● SOURCE RECORDS:
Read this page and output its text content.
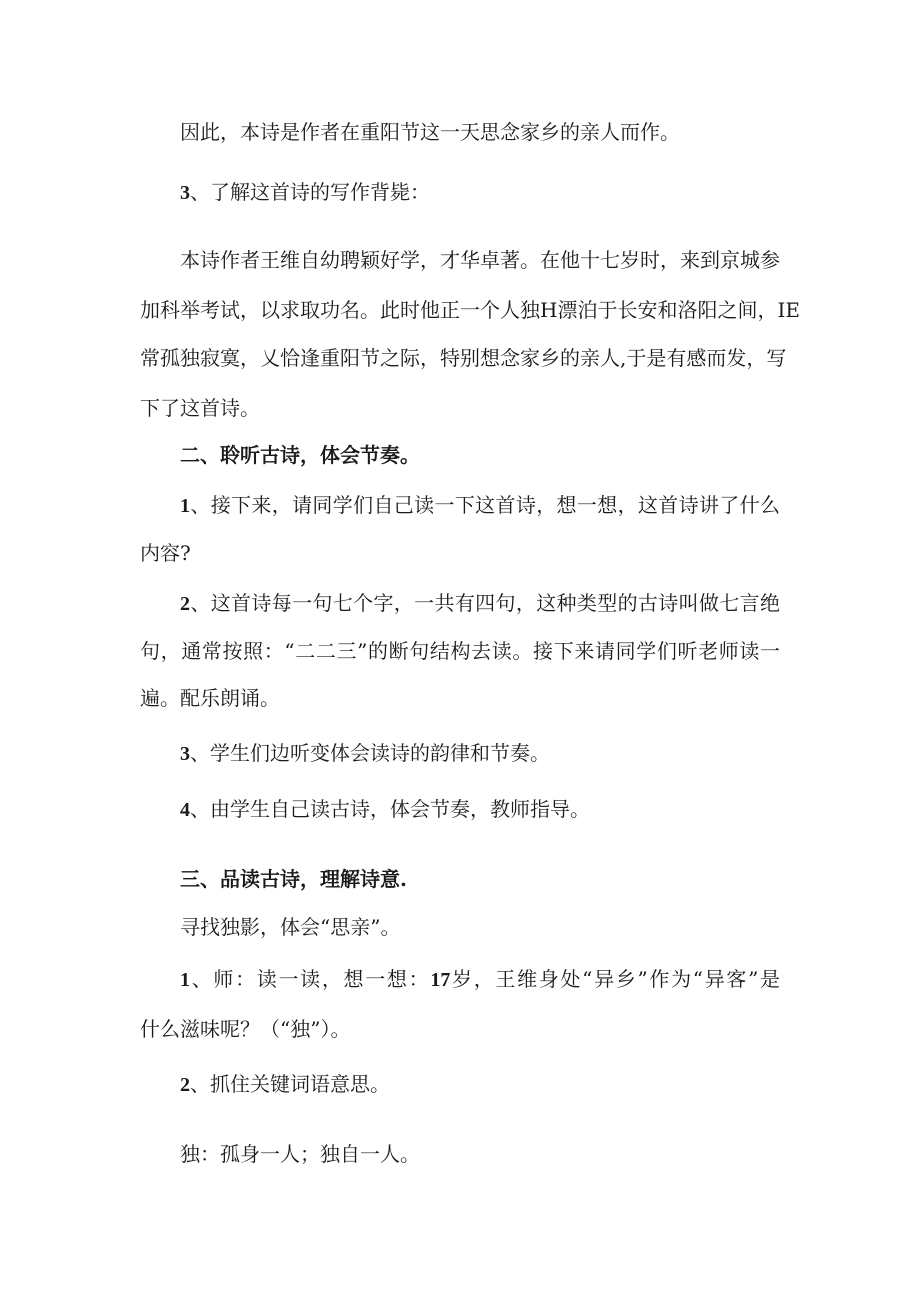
因此，本诗是作者在重阳节这一天思念家乡的亲人而作。
3、了解这首诗的写作背毙：
本诗作者王维自幼聘颖好学，才华卓著。在他十七岁时，来到京城参
加科举考试，以求取功名。此时他正一个人独H漂泊于长安和洛阳之间，IE
常孤独寂寞，乂恰逢重阳节之际，特别想念家乡的亲人,于是有感而发，写
下了这首诗。
二、聆听古诗，体会节奏。
1、接下来，请同学们自己读一下这首诗，想一想，这首诗讲了什么
内容?
2、这首诗每一句七个字，一共有四句，这种类型的古诗叫做七言绝
句，通常按照：“二二三”的断句结构去读。接下来请同学们听老师读一
遍。配乐朗诵。
3、学生们边听变体会读诗的韵律和节奏。
4、由学生自己读古诗，体会节奏，教师指导。
三、品读古诗，理解诗意.
寻找独影，体会“思亲”。
1、师：读一读，想一想：17岁，王维身处“异乡”作为“异客”是
什么滋味呢？（“独”）。
2、抓住关键词语意思。
独：孤身一人；独自一人。
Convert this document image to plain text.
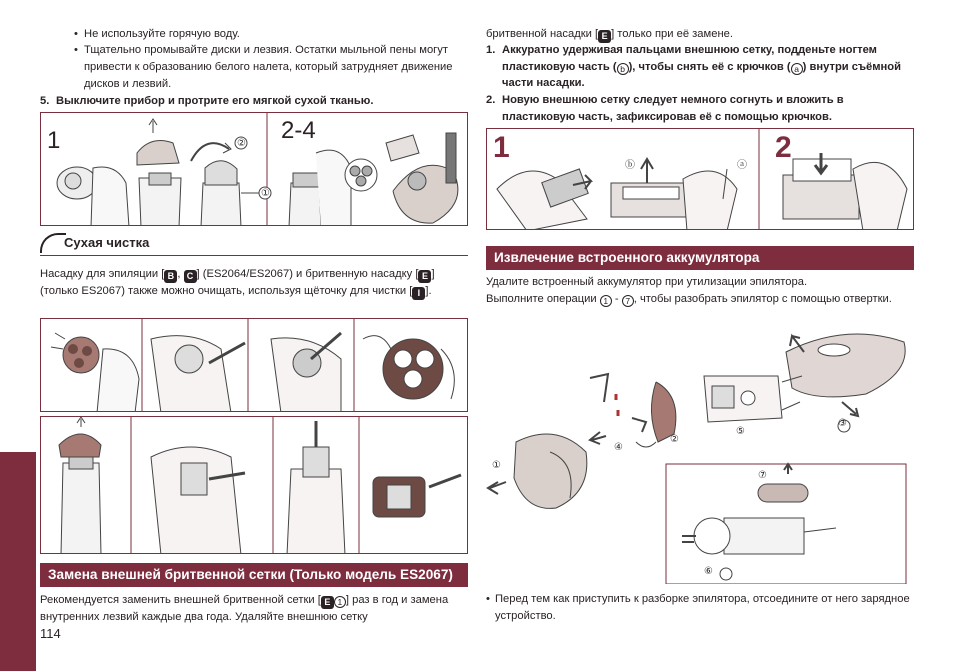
• Не используйте горячую воду.
• Тщательно промывайте диски и лезвия. Остатки мыльной пены могут привести к образованию белого налета, который затрудняет движение дисков и лезвий.
5. Выключите прибор и протрите его мягкой сухой тканью.
1	2-4
②
①
Сухая чистка
Насадку для эпиляции [ B , C ] (ES2064/ES2067) и бритвенную насадку [ E ] (только ES2067) также можно очищать, используя щёточку для чистки [ I ].
Замена внешней бритвенной сетки (Только модель ES2067)
Рекомендуется заменить внешней бритвенной сетки [ E 1 ] раз в год и замена внутренних лезвий каждые два года. Удаляйте внешнюю сетку
114
Русский
бритвенной насадки [ E ] только при её замене.
1. Аккуратно удерживая пальцами внешнюю сетку, подденьте ногтем пластиковую часть ( b ), чтобы снять её с крючков ( a ) внутри съёмной части насадки.
2. Новую внешнюю сетку следует немного согнуть и вложить в пластиковую часть, зафиксировав её с помощью крючков.
1	2
ⓑ	ⓐ
Извлечение встроенного аккумулятора
Удалите встроенный аккумулятор при утилизации эпилятора.
Выполните операции 1 - 7 , чтобы разобрать эпилятор с помощью отвертки.
①
②
③
④
⑤
⑥
⑦
• Перед тем как приступить к разборке эпилятора, отсоедините от него зарядное устройство.
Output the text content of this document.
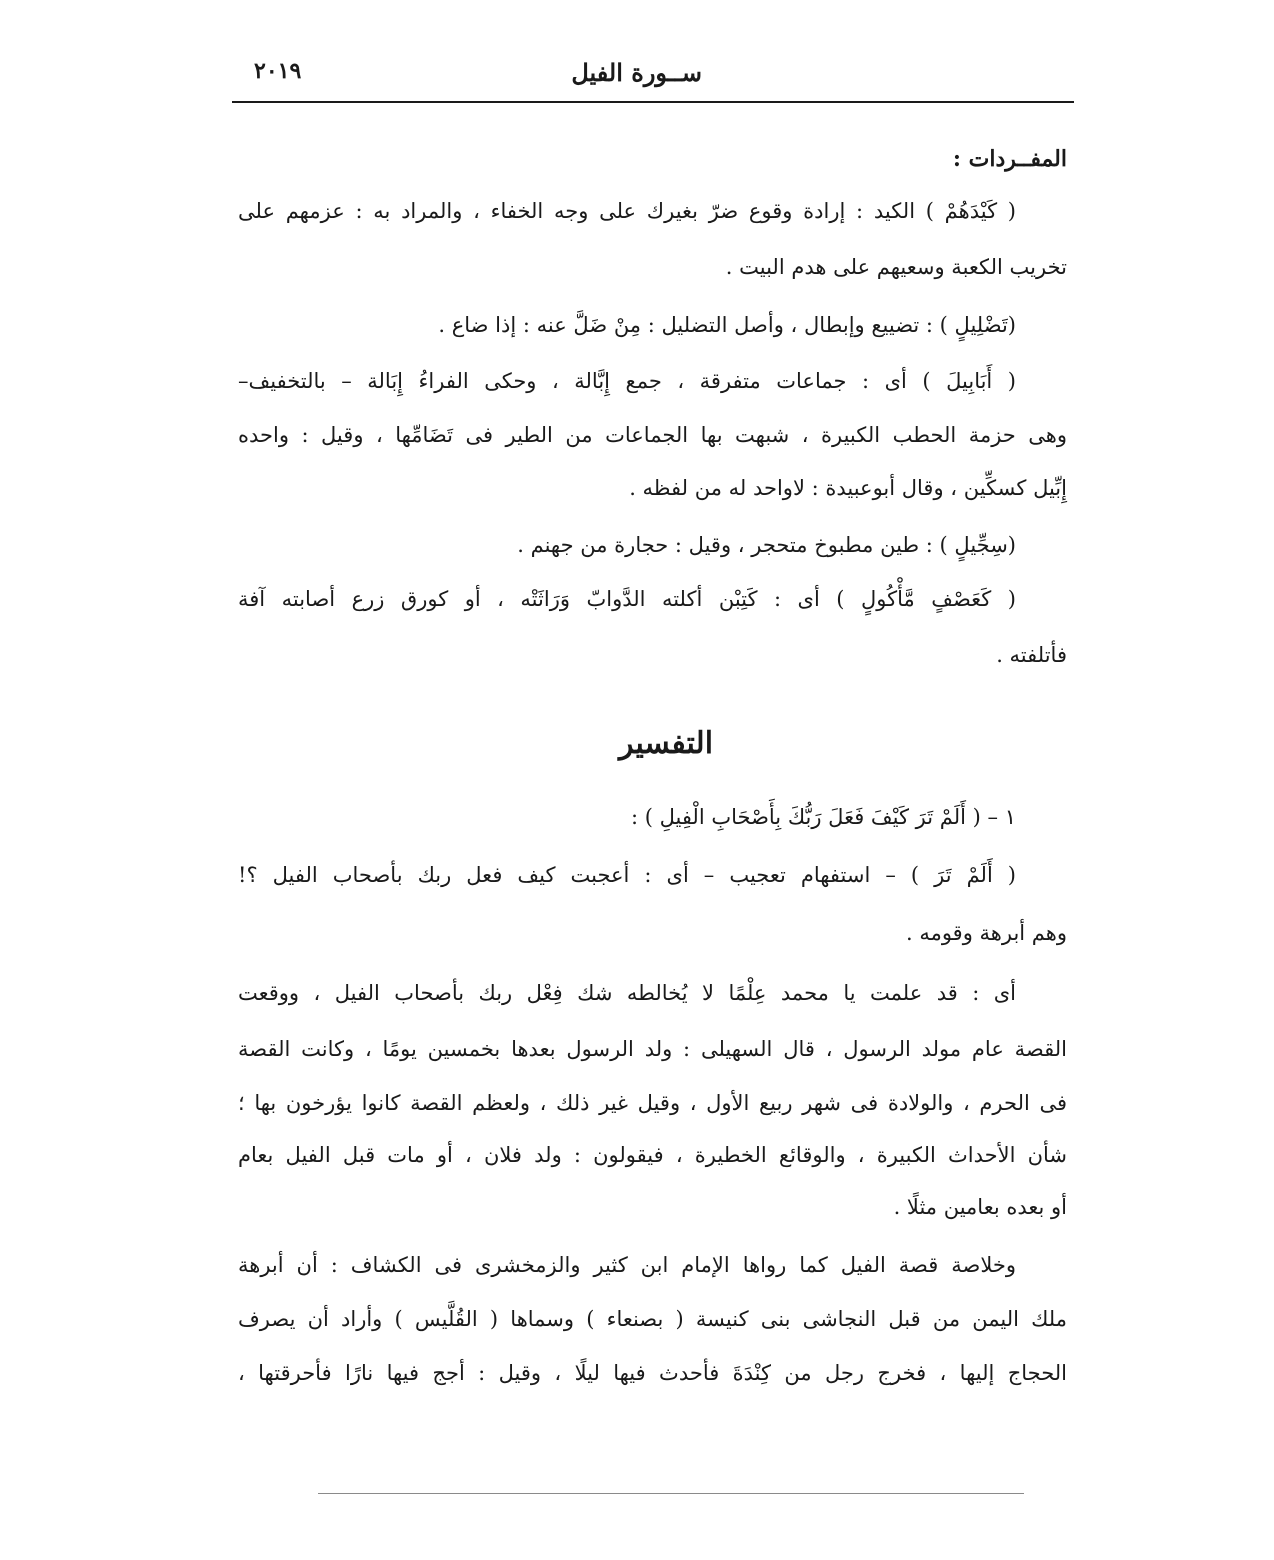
ســورة الفيل
٢٠١٩
المفــردات :
( كَيْدَهُمْ ) الكيد : إرادة وقوع ضرّ بغيرك على وجه الخفاء ، والمراد به : عزمهم على
تخريب الكعبة وسعيهم على هدم البيت .
(تَضْلِيلٍ ) : تضييع وإبطال ، وأصل التضليل : مِنْ ضَلَّ عنه : إذا ضاع .
( أَبَابِيلَ ) أى : جماعات متفرقة ، جمع إِبَّالة ، وحكى الفراءُ إِبَالة – بالتخفيف–
وهى حزمة الحطب الكبيرة ، شبهت بها الجماعات من الطير فى تَضَامِّها ، وقيل : واحده
إِبِّيل كسكِّين ، وقال أبوعبيدة : لاواحد له من لفظه .
(سِجِّيلٍ ) : طين مطبوخ متحجر ، وقيل : حجارة من جهنم .
( كَعَصْفٍ مَّأْكُولٍ ) أى : كَتِبْن أكلته الدَّوابّ وَرَاثَتْه ، أو كورق زرع أصابته آفة
فأتلفته .
التفسير
١ – ( أَلَمْ تَرَ كَيْفَ فَعَلَ رَبُّكَ بِأَصْحَابِ الْفِيلِ ) :
( أَلَمْ تَرَ ) – استفهام تعجيب – أى : أعجبت كيف فعل ربك بأصحاب الفيل ؟!
وهم أبرهة وقومه .
أى : قد علمت يا محمد عِلْمًا لا يُخالطه شك فِعْل ربك بأصحاب الفيل ، ووقعت
القصة عام مولد الرسول ، قال السهيلى : ولد الرسول بعدها بخمسين يومًا ، وكانت القصة
فى الحرم ، والولادة فى شهر ربيع الأول ، وقيل غير ذلك ، ولعظم القصة كانوا يؤرخون بها ؛
شأن الأحداث الكبيرة ، والوقائع الخطيرة ، فيقولون : ولد فلان ، أو مات قبل الفيل بعام
أو بعده بعامين مثلًا .
وخلاصة قصة الفيل كما رواها الإمام ابن كثير والزمخشرى فى الكشاف : أن أبرهة
ملك اليمن من قبل النجاشى بنى كنيسة ( بصنعاء ) وسماها ( القُلَّيس ) وأراد أن يصرف
الحجاج إليها ، فخرج رجل من كِنْدَةَ فأحدث فيها ليلًا ، وقيل : أجج فيها نارًا فأحرقتها ،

● WRITTEN TASK: Retype the whole listing exactly and leave the pictures out.

● EXERCISE SOLUTION:
Read this page and output its text content.
因此，本诗是作者在重阳节这一天思念家乡的亲人而作。
3、了解这首诗的写作背毙：
本诗作者王维自幼聘颖好学，才华卓著。在他十七岁时，来到京城参
加科举考试，以求取功名。此时他正一个人独H漂泊于长安和洛阳之间，IE
常孤独寂寞，乂恰逢重阳节之际，特别想念家乡的亲人,于是有感而发，写
下了这首诗。
二、聆听古诗，体会节奏。
1、接下来，请同学们自己读一下这首诗，想一想，这首诗讲了什么
内容?
2、这首诗每一句七个字，一共有四句，这种类型的古诗叫做七言绝
句，通常按照：“二二三”的断句结构去读。接下来请同学们听老师读一
遍。配乐朗诵。
3、学生们边听变体会读诗的韵律和节奏。
4、由学生自己读古诗，体会节奏，教师指导。
三、品读古诗，理解诗意.
寻找独影，体会“思亲”。
1、师：读一读，想一想：17岁，王维身处“异乡”作为“异客”是
什么滋味呢？（“独”）。
2、抓住关键词语意思。
独：孤身一人；独自一人。
Convert this document image to plain text.
• Не используйте горячую воду.
• Тщательно промывайте диски и лезвия. Остатки мыльной пены могут привести к образованию белого налета, который затрудняет движение дисков и лезвий.
5. Выключите прибор и протрите его мягкой сухой тканью.
1	2-4
②
①
Сухая чистка
Насадку для эпиляции [ B , C ] (ES2064/ES2067) и бритвенную насадку [ E ] (только ES2067) также можно очищать, используя щёточку для чистки [ I ].
Замена внешней бритвенной сетки (Только модель ES2067)
Рекомендуется заменить внешней бритвенной сетки [ E 1 ] раз в год и замена внутренних лезвий каждые два года. Удаляйте внешнюю сетку
114
Русский
бритвенной насадки [ E ] только при её замене.
1. Аккуратно удерживая пальцами внешнюю сетку, подденьте ногтем пластиковую часть ( b ), чтобы снять её с крючков ( a ) внутри съёмной части насадки.
2. Новую внешнюю сетку следует немного согнуть и вложить в пластиковую часть, зафиксировав её с помощью крючков.
1	2
ⓑ	ⓐ
Извлечение встроенного аккумулятора
Удалите встроенный аккумулятор при утилизации эпилятора.
Выполните операции 1 - 7 , чтобы разобрать эпилятор с помощью отвертки.
①
②
③
④
⑤
⑥
⑦
• Перед тем как приступить к разборке эпилятора, отсоедините от него зарядное устройство.
Output the text content of this document.
ســورة الفيل
٢٠١٩
المفــردات :
( كَيْدَهُمْ ) الكيد : إرادة وقوع ضرّ بغيرك على وجه الخفاء ، والمراد به : عزمهم على
تخريب الكعبة وسعيهم على هدم البيت .
(تَضْلِيلٍ ) : تضييع وإبطال ، وأصل التضليل : مِنْ ضَلَّ عنه : إذا ضاع .
( أَبَابِيلَ ) أى : جماعات متفرقة ، جمع إِبَّالة ، وحكى الفراءُ إِبَالة – بالتخفيف–
وهى حزمة الحطب الكبيرة ، شبهت بها الجماعات من الطير فى تَضَامِّها ، وقيل : واحده
إِبِّيل كسكِّين ، وقال أبوعبيدة : لاواحد له من لفظه .
(سِجِّيلٍ ) : طين مطبوخ متحجر ، وقيل : حجارة من جهنم .
( كَعَصْفٍ مَّأْكُولٍ ) أى : كَتِبْن أكلته الدَّوابّ وَرَاثَتْه ، أو كورق زرع أصابته آفة
فأتلفته .
التفسير
١ – ( أَلَمْ تَرَ كَيْفَ فَعَلَ رَبُّكَ بِأَصْحَابِ الْفِيلِ ) :
( أَلَمْ تَرَ ) – استفهام تعجيب – أى : أعجبت كيف فعل ربك بأصحاب الفيل ؟!
وهم أبرهة وقومه .
أى : قد علمت يا محمد عِلْمًا لا يُخالطه شك فِعْل ربك بأصحاب الفيل ، ووقعت
القصة عام مولد الرسول ، قال السهيلى : ولد الرسول بعدها بخمسين يومًا ، وكانت القصة
فى الحرم ، والولادة فى شهر ربيع الأول ، وقيل غير ذلك ، ولعظم القصة كانوا يؤرخون بها ؛
شأن الأحداث الكبيرة ، والوقائع الخطيرة ، فيقولون : ولد فلان ، أو مات قبل الفيل بعام
أو بعده بعامين مثلًا .
وخلاصة قصة الفيل كما رواها الإمام ابن كثير والزمخشرى فى الكشاف : أن أبرهة
ملك اليمن من قبل النجاشى بنى كنيسة ( بصنعاء ) وسماها ( القُلَّيس ) وأراد أن يصرف
الحجاج إليها ، فخرج رجل من كِنْدَةَ فأحدث فيها ليلًا ، وقيل : أجج فيها نارًا فأحرقتها ،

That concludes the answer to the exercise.